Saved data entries
********

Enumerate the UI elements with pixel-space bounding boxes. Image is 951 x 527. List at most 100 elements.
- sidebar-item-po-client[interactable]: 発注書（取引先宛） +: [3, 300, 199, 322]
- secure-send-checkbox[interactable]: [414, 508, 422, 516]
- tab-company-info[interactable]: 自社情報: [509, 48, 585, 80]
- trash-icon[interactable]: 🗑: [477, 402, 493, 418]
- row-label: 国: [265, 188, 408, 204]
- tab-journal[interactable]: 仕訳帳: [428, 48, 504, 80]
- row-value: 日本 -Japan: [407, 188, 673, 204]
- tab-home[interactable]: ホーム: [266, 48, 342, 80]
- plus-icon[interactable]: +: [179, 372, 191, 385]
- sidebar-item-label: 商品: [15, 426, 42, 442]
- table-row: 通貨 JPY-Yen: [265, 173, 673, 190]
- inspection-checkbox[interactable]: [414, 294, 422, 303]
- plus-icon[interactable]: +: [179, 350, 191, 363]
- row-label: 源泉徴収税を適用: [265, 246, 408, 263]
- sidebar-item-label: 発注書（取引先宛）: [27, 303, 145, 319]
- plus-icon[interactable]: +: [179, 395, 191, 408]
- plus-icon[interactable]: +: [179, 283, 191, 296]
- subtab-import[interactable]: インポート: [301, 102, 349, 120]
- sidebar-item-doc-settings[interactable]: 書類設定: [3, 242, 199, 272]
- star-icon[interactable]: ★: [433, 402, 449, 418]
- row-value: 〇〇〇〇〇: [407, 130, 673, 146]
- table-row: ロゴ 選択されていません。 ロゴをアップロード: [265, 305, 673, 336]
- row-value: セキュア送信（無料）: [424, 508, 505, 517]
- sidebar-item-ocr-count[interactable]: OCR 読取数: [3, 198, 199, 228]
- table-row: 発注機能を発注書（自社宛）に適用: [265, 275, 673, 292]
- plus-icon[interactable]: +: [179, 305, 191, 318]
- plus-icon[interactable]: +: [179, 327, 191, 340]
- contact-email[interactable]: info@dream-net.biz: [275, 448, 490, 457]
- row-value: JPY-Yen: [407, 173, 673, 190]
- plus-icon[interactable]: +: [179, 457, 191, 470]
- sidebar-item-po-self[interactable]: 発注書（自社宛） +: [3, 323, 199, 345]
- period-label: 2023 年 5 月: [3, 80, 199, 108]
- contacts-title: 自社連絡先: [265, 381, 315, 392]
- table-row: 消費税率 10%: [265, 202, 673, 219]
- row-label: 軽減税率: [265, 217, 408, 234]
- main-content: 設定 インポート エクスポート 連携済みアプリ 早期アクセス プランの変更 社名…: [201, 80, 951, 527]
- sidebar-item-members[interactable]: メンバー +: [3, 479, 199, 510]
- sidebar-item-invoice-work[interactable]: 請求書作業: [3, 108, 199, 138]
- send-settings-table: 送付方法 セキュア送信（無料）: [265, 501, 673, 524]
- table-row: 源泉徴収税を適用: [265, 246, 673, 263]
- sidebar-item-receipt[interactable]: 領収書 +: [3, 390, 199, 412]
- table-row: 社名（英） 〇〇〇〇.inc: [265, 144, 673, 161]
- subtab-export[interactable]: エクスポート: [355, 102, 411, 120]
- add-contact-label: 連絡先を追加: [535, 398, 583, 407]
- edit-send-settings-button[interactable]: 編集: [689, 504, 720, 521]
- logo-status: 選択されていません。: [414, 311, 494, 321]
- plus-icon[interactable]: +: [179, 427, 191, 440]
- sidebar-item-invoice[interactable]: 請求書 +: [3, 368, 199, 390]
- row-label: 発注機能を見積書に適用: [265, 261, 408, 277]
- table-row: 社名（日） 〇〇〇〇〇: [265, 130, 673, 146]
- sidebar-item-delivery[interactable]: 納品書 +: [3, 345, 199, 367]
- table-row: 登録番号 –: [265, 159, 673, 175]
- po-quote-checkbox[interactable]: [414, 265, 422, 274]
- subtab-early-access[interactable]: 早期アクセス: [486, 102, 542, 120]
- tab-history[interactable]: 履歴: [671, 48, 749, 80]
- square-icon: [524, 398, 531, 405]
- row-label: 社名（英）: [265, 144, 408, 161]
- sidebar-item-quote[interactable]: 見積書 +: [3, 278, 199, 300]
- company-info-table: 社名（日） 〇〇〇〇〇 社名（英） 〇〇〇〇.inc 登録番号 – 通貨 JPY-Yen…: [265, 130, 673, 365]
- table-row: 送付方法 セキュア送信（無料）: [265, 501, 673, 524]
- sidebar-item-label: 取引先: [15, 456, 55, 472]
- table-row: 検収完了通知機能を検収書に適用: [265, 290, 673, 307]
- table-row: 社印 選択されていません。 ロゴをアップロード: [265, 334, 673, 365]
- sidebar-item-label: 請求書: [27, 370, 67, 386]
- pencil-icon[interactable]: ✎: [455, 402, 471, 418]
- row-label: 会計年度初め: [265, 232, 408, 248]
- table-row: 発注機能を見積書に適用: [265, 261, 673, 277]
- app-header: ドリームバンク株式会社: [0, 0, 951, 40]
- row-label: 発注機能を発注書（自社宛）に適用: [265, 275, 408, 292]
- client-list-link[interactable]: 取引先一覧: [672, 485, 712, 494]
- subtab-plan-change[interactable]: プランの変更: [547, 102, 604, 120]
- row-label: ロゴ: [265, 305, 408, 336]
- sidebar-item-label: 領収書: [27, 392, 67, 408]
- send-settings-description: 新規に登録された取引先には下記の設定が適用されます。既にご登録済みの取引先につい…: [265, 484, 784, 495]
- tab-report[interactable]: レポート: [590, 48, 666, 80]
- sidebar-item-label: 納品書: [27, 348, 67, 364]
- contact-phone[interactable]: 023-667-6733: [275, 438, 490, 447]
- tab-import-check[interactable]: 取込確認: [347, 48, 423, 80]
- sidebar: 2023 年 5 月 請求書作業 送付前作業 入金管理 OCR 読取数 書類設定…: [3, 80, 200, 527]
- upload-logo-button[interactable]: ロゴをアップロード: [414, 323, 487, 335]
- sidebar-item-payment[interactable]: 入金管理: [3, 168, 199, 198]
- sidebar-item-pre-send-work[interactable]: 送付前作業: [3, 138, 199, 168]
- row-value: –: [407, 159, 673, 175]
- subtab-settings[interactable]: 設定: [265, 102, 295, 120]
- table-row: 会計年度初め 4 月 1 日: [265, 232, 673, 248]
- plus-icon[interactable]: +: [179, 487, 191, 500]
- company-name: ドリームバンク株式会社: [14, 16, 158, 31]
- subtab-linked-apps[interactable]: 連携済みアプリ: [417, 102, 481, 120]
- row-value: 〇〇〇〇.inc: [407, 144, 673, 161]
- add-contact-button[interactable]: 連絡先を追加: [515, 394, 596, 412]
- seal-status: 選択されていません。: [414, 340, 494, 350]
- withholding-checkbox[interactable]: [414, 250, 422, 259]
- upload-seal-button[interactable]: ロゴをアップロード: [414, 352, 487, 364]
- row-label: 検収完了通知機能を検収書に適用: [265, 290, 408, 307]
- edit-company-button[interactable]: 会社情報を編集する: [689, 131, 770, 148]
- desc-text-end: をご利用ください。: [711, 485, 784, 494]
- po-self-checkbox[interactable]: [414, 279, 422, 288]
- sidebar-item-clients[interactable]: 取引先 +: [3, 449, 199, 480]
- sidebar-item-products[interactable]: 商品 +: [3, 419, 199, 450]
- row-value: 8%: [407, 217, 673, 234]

********

== Goal ==
Rewrite the stretch from the start of the material through the line containing "- row-label: 国: [265, 188, 408, 204]", substituting "clickable" for "interactable" and leaving everything else unchanged.

== Reply to the exercise ==
Enumerate the UI elements with pixel-space bounding boxes. Image is 951 x 527. List at most 100 elements.
- sidebar-item-po-client[clickable]: 発注書（取引先宛） +: [3, 300, 199, 322]
- secure-send-checkbox[clickable]: [414, 508, 422, 516]
- tab-company-info[clickable]: 自社情報: [509, 48, 585, 80]
- trash-icon[clickable]: 🗑: [477, 402, 493, 418]
- row-label: 国: [265, 188, 408, 204]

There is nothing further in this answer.